AIM OF THE TASK:
Report every line below that holds the word "hebdomadaires".

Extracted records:
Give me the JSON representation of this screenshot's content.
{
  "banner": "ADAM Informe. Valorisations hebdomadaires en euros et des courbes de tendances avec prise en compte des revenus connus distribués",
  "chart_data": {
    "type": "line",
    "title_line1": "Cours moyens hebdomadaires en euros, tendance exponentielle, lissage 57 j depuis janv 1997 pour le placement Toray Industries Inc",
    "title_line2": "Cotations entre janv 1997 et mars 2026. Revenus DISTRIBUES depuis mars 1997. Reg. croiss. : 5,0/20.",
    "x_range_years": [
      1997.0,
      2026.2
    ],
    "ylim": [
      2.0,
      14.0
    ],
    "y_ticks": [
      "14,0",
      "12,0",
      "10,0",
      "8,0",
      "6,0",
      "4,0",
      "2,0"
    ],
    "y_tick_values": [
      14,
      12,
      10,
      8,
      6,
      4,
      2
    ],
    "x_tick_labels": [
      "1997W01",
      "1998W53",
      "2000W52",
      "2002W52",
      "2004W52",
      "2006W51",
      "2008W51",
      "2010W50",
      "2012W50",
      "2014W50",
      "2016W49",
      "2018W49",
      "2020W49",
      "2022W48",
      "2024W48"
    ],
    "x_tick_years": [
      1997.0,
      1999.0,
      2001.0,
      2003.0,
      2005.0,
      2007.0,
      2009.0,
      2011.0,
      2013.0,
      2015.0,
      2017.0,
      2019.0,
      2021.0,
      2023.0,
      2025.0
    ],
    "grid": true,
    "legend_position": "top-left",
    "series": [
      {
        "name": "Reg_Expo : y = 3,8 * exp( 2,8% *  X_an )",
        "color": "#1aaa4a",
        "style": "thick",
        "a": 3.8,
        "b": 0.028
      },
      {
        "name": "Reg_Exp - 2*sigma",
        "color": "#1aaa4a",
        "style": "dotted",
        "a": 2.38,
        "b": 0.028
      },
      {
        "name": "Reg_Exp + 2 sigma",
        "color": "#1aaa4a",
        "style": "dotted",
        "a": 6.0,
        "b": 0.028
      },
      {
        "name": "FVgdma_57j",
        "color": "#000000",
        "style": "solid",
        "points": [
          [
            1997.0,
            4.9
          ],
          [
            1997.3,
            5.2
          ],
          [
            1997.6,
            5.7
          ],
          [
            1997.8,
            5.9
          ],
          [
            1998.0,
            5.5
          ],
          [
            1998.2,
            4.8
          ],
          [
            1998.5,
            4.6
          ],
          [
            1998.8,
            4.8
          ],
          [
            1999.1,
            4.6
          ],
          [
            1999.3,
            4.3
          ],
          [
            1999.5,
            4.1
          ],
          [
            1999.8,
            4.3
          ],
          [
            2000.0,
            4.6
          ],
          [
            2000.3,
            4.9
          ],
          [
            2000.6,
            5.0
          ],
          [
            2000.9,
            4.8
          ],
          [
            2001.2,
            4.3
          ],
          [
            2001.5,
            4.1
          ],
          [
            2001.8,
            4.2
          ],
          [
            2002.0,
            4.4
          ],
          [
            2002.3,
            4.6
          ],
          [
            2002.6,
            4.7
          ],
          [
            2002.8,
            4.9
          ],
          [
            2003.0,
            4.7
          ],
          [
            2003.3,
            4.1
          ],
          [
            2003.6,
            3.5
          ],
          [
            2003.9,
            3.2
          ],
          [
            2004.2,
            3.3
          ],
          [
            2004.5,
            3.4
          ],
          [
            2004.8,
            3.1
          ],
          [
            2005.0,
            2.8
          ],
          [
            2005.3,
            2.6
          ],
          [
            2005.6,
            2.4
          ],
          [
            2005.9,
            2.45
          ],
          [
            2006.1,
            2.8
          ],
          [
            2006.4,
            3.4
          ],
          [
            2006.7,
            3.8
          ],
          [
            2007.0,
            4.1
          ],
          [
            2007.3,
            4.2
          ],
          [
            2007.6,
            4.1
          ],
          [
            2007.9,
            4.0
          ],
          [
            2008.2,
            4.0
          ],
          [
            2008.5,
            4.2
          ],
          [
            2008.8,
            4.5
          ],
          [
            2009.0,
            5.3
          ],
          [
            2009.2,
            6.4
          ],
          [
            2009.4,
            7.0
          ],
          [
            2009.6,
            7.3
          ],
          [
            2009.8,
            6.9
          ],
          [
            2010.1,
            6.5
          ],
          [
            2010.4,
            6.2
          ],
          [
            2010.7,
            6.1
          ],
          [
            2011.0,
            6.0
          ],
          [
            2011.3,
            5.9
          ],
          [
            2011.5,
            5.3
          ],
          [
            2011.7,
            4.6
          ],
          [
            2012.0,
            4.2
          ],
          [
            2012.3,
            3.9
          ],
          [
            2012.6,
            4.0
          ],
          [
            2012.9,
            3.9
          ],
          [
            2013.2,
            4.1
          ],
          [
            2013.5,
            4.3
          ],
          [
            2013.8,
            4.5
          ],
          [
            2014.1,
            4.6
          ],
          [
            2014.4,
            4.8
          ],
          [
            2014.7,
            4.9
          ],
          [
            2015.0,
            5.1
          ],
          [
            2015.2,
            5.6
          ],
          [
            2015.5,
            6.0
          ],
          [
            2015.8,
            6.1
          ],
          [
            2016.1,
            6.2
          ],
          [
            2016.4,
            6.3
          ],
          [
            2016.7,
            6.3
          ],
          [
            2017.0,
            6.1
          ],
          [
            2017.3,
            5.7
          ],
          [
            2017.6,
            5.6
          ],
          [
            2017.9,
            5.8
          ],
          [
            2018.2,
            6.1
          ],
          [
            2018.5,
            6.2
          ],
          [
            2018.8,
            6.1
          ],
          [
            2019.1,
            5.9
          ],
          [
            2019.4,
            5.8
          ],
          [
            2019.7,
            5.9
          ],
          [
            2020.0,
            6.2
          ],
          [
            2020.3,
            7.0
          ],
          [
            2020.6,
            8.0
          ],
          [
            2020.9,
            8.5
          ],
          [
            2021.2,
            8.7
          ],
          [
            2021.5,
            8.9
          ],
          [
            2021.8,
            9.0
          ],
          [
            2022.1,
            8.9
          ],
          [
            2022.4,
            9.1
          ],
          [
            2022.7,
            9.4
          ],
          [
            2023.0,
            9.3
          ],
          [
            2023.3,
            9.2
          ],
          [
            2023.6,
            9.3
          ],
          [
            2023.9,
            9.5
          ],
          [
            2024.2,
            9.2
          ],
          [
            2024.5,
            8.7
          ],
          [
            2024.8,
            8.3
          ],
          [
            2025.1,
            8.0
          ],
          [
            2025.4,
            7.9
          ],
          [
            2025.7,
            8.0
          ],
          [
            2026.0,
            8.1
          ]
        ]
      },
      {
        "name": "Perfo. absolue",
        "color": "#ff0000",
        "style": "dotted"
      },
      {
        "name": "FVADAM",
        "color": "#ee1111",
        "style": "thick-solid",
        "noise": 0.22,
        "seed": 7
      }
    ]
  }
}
==
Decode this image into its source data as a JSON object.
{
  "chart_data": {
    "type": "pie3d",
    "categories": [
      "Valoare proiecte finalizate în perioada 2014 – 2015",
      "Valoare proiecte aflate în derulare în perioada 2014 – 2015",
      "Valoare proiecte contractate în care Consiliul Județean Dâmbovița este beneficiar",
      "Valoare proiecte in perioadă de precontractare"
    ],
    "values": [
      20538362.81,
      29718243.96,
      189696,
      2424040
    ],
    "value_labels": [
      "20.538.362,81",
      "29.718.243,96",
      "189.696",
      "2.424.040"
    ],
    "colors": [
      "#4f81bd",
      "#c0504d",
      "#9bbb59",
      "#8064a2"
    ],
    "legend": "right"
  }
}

TASK RESPONSE:
  "banner": "ADAM Informe. Valorisations hebdomadaires en euros et des courbes de tendances avec prise en compte des revenus connus distribués",
    "title_line1": "Cours moyens hebdomadaires en euros, tendance exponentielle, lissage 57 j depuis janv 1997 pour le placement Toray Industries Inc",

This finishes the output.